--- START Stored rows ---
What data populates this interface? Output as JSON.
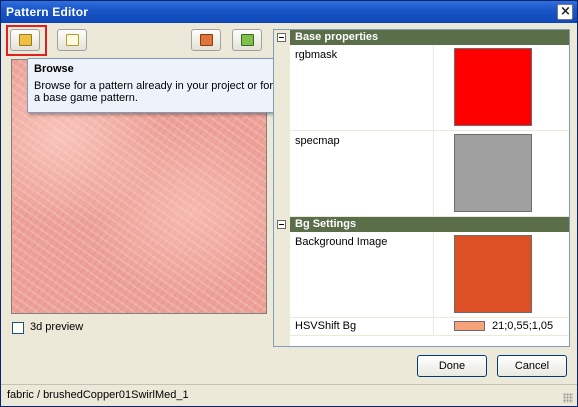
{
  "window": {
    "title": "Pattern Editor"
  },
  "toolbar": {
    "browse_icon_color": "#f0c040",
    "new_icon_color": "#f6e27a",
    "tool3_icon_color": "#e0743a",
    "tool4_icon_color": "#7fbf4a"
  },
  "tooltip": {
    "title": "Browse",
    "body": "Browse for a pattern already in your project or for a base game pattern."
  },
  "preview": {
    "checkbox_label": "3d preview",
    "checked": false
  },
  "grid": {
    "categories": [
      {
        "label": "Base properties",
        "props": [
          {
            "name": "rgbmask",
            "color": "#ff0000"
          },
          {
            "name": "specmap",
            "color": "#a0a0a0"
          }
        ]
      },
      {
        "label": "Bg Settings",
        "props": [
          {
            "name": "Background Image",
            "color": "#dd4f24"
          },
          {
            "name": "HSVShift Bg",
            "color": "#f7a27a",
            "value": "21;0,55;1,05"
          }
        ]
      }
    ]
  },
  "buttons": {
    "done": "Done",
    "cancel": "Cancel"
  },
  "status": {
    "path": "fabric / brushedCopper01SwirlMed_1"
  }
}
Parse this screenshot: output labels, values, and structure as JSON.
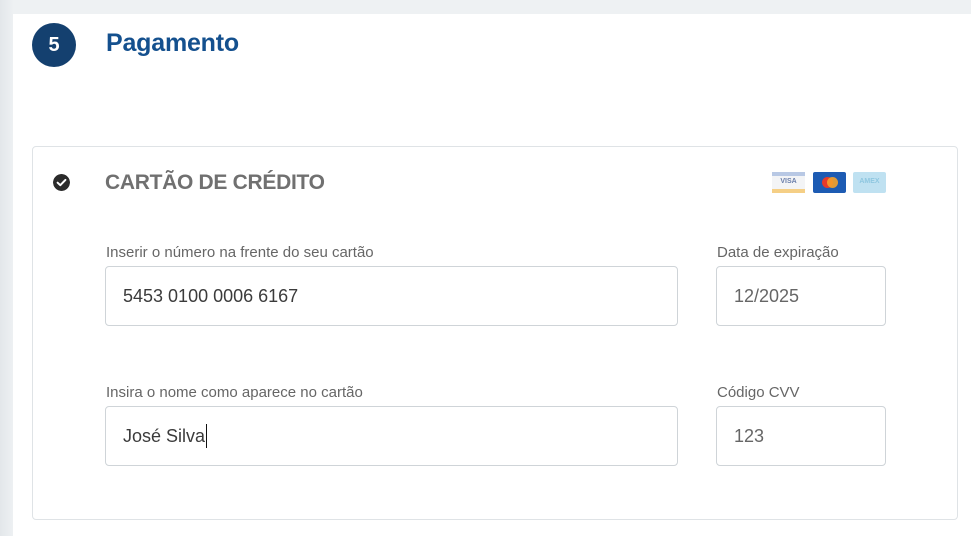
{
  "section": {
    "step_number": "5",
    "title": "Pagamento"
  },
  "payment_method": {
    "title": "CARTÃO DE CRÉDITO",
    "selected": true,
    "card_brand_icons": [
      "visa-icon",
      "mastercard-icon",
      "amex-icon"
    ],
    "visa_text": "VISA",
    "amex_text": "AMEX"
  },
  "form": {
    "card_number": {
      "label": "Inserir o número na frente do seu cartão",
      "value": "5453 0100 0006 6167"
    },
    "expiration": {
      "label": "Data de expiração",
      "value": "12/2025"
    },
    "card_name": {
      "label": "Insira o nome como aparece no cartão",
      "value": "José Silva"
    },
    "cvv": {
      "label": "Código CVV",
      "value": "123"
    }
  },
  "colors": {
    "badge": "#14406f",
    "title": "#14508e",
    "method_title": "#707070"
  }
}
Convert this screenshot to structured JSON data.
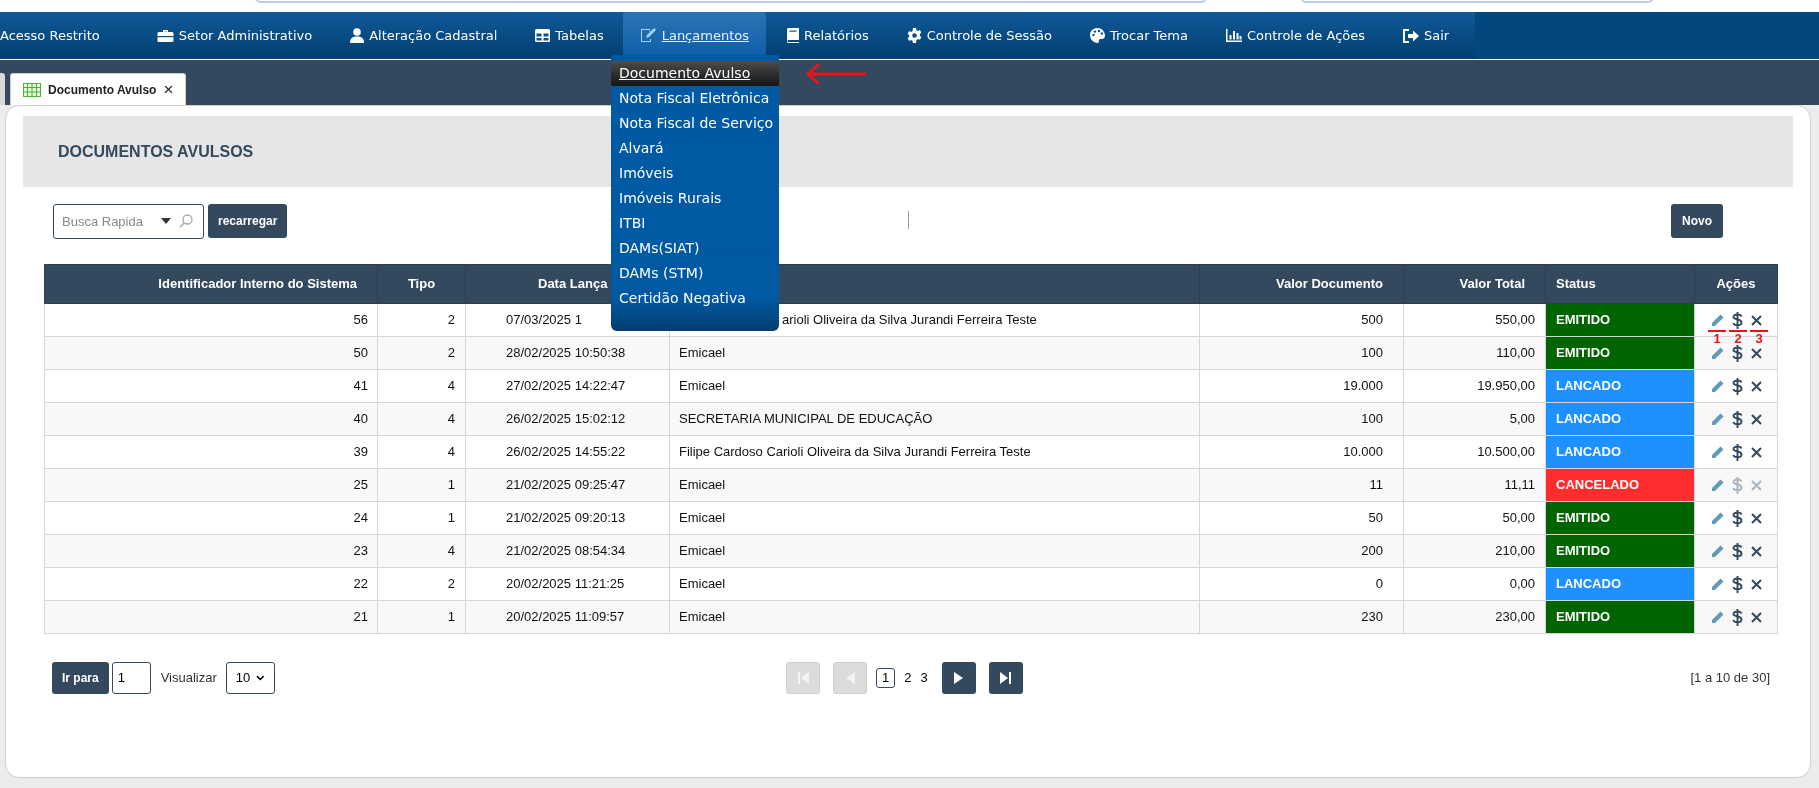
--- END Stored rows ---
**What is asked**
Reproduce each entry verbatim, excluding any embedded images.

**Answer to this exercise**
What data populates this interface? Output as JSON.
{
  "window": {
    "title": "Pattern Editor"
  },
  "toolbar": {
    "browse_icon_color": "#f0c040",
    "new_icon_color": "#f6e27a",
    "tool3_icon_color": "#e0743a",
    "tool4_icon_color": "#7fbf4a"
  },
  "tooltip": {
    "title": "Browse",
    "body": "Browse for a pattern already in your project or for a base game pattern."
  },
  "preview": {
    "checkbox_label": "3d preview",
    "checked": false
  },
  "grid": {
    "categories": [
      {
        "label": "Base properties",
        "props": [
          {
            "name": "rgbmask",
            "color": "#ff0000"
          },
          {
            "name": "specmap",
            "color": "#a0a0a0"
          }
        ]
      },
      {
        "label": "Bg Settings",
        "props": [
          {
            "name": "Background Image",
            "color": "#dd4f24"
          },
          {
            "name": "HSVShift Bg",
            "color": "#f7a27a",
            "value": "21;0,55;1,05"
          }
        ]
      }
    ]
  },
  "buttons": {
    "done": "Done",
    "cancel": "Cancel"
  },
  "status": {
    "path": "fabric / brushedCopper01SwirlMed_1"
  }
}
Parse this screenshot: output labels, values, and structure as JSON.
{
  "section": {
    "step_number": "5",
    "title": "Pagamento"
  },
  "payment_method": {
    "title": "CARTÃO DE CRÉDITO",
    "selected": true,
    "card_brand_icons": [
      "visa-icon",
      "mastercard-icon",
      "amex-icon"
    ],
    "visa_text": "VISA",
    "amex_text": "AMEX"
  },
  "form": {
    "card_number": {
      "label": "Inserir o número na frente do seu cartão",
      "value": "5453 0100 0006 6167"
    },
    "expiration": {
      "label": "Data de expiração",
      "value": "12/2025"
    },
    "card_name": {
      "label": "Insira o nome como aparece no cartão",
      "value": "José Silva"
    },
    "cvv": {
      "label": "Código CVV",
      "value": "123"
    }
  },
  "colors": {
    "badge": "#14406f",
    "title": "#14508e",
    "method_title": "#707070"
  }
}
Convert this screenshot to structured JSON data.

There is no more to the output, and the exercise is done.